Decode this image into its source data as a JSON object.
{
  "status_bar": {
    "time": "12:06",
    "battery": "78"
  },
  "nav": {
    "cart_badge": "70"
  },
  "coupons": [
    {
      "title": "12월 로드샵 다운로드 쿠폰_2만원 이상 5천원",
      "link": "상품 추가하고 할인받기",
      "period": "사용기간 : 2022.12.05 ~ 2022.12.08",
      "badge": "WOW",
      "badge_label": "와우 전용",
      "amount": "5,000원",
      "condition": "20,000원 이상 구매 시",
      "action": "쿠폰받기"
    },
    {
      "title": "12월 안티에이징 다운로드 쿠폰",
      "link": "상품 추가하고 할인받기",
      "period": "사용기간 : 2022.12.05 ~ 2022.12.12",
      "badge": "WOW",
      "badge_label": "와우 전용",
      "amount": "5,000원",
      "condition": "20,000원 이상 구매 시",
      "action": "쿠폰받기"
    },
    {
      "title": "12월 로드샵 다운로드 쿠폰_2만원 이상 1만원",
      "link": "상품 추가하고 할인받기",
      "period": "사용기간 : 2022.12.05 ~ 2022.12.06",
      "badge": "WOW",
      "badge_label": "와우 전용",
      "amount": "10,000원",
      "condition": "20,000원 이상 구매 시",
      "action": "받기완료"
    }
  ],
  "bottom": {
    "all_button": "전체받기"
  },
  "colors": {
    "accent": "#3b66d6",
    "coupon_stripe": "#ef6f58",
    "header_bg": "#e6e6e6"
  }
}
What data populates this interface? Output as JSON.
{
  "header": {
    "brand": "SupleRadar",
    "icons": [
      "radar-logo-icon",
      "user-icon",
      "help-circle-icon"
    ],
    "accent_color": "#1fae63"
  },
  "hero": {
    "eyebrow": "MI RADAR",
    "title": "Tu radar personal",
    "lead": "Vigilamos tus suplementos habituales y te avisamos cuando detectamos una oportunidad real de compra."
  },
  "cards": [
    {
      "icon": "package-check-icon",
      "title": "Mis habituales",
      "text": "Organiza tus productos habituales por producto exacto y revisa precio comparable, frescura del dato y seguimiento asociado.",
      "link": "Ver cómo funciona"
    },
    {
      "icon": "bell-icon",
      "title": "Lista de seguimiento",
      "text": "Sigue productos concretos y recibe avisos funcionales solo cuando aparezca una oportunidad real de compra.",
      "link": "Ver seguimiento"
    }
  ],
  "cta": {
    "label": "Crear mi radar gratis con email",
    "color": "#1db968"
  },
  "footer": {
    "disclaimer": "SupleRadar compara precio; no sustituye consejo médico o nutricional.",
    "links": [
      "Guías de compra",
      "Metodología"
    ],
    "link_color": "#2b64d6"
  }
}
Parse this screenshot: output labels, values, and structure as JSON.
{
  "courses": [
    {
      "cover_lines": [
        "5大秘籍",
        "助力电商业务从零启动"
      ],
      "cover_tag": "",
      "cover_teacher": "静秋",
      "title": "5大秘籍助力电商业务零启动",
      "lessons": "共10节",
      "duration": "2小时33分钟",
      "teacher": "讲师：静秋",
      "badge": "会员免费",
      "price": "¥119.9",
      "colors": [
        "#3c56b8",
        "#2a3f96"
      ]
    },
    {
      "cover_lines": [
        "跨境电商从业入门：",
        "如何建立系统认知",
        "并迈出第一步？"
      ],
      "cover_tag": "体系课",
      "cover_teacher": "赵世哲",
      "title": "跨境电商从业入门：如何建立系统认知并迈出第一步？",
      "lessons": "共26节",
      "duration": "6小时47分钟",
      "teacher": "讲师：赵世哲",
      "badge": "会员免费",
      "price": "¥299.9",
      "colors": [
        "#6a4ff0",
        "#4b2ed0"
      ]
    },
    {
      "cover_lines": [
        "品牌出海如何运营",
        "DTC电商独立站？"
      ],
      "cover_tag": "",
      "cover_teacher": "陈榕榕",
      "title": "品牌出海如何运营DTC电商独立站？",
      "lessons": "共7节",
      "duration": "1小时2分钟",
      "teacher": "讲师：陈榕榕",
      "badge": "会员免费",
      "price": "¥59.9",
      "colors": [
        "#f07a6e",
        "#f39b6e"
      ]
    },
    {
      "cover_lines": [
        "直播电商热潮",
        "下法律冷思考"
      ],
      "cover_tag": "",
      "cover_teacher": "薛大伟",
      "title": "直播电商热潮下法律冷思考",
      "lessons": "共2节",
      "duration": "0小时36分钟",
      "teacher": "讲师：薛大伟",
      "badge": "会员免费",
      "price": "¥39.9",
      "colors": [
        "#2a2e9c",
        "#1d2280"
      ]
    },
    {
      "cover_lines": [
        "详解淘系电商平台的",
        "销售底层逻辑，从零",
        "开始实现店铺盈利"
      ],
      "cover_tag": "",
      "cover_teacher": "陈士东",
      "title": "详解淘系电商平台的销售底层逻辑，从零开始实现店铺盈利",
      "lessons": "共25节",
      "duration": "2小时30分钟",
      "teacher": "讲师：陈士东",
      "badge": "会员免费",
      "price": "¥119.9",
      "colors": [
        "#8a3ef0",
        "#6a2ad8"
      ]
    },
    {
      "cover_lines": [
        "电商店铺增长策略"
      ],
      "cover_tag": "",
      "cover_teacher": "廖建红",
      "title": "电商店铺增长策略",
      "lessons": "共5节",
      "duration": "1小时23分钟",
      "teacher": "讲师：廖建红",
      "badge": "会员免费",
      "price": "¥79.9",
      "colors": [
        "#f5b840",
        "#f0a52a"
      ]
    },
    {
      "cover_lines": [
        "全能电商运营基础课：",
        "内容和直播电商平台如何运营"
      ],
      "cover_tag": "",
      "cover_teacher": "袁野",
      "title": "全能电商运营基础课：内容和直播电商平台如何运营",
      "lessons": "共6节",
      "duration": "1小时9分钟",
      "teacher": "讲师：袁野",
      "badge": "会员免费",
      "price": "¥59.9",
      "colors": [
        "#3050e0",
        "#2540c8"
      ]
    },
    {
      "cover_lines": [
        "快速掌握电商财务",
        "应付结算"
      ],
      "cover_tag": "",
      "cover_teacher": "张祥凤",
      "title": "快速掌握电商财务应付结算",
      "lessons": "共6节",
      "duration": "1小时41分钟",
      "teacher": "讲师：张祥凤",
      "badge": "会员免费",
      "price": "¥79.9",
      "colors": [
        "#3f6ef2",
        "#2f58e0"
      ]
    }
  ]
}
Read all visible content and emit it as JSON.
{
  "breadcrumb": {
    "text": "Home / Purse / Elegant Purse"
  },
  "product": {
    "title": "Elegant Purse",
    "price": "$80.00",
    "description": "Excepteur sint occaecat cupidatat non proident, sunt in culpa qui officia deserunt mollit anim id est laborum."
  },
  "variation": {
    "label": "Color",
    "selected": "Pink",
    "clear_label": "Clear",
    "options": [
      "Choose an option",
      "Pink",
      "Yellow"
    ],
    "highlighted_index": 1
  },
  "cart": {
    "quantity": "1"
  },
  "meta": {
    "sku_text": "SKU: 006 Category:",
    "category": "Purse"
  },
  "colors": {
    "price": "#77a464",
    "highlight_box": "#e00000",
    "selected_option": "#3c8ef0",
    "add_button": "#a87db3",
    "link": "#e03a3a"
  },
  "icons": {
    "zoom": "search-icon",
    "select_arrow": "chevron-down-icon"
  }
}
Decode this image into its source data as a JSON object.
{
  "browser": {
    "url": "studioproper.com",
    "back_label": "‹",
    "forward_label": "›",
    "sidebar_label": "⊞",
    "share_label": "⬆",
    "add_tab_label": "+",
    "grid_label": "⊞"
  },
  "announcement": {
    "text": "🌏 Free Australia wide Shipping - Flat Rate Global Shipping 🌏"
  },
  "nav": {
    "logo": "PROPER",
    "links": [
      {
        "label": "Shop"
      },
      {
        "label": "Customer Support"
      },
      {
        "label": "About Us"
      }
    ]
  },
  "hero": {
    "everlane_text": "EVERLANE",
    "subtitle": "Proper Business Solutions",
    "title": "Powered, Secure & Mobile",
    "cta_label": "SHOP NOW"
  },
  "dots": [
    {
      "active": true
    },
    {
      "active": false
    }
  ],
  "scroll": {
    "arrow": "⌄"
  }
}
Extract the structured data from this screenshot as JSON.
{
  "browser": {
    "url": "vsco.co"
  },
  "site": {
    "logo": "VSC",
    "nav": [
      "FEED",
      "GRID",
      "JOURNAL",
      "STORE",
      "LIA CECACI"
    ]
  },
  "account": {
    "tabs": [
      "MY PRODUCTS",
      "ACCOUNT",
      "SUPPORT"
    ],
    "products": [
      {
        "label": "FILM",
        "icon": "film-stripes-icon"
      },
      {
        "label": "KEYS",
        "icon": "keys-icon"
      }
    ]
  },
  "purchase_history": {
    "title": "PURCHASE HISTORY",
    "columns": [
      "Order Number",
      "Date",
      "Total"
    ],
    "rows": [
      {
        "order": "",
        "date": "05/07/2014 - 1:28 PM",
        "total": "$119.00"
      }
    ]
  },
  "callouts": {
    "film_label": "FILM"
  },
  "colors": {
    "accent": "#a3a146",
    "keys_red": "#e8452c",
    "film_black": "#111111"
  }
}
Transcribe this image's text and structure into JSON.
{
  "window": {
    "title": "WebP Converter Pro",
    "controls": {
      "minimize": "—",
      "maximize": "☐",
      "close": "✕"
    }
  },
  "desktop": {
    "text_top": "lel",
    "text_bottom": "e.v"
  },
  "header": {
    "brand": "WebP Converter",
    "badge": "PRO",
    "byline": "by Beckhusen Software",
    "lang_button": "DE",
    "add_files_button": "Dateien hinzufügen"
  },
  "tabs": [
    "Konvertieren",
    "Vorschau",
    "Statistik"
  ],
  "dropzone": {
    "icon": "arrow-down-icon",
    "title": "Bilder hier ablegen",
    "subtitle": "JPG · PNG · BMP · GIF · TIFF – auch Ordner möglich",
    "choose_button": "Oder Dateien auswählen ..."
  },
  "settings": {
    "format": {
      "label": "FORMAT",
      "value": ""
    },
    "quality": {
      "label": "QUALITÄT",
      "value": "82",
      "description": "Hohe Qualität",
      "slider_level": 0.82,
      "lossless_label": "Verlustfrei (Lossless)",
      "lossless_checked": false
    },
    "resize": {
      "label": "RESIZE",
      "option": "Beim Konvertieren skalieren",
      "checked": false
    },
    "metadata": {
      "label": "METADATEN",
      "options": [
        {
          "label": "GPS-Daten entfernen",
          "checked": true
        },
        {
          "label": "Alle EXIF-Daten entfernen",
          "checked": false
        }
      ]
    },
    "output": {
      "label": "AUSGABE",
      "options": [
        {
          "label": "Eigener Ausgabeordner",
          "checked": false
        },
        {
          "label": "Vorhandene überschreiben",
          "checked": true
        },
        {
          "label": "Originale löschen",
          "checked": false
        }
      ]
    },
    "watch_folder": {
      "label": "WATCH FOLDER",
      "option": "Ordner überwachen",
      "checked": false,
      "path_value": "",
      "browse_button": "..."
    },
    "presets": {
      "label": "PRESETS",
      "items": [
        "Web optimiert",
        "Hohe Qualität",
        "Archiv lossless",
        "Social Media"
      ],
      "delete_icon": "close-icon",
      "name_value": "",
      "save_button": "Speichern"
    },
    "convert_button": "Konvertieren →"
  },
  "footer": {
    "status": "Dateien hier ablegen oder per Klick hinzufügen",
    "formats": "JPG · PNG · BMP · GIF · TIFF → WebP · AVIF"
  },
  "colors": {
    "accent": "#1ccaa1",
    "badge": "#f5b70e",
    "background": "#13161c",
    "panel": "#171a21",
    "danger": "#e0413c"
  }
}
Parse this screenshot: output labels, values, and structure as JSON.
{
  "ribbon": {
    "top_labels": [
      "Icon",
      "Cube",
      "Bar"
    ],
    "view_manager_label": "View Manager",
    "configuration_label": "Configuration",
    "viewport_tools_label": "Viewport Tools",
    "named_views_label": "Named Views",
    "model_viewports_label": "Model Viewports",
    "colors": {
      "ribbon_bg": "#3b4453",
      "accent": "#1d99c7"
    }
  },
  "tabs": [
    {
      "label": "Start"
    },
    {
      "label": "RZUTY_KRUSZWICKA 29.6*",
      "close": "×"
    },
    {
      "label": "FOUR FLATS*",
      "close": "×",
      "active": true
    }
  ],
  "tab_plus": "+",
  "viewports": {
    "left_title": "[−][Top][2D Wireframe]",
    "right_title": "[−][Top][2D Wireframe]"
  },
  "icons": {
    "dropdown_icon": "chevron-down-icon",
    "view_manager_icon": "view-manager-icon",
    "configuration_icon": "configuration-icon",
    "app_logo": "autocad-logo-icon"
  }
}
________________
▶ Given request:
Copy out every line in the listing where the word "precio" appears.

▶ Answer:
      "text": "Organiza tus productos habituales por producto exacto y revisa precio comparable, frescura del dato y seguimiento asociado.",
    "disclaimer": "SupleRadar compara precio; no sustituye consejo médico o nutricional.",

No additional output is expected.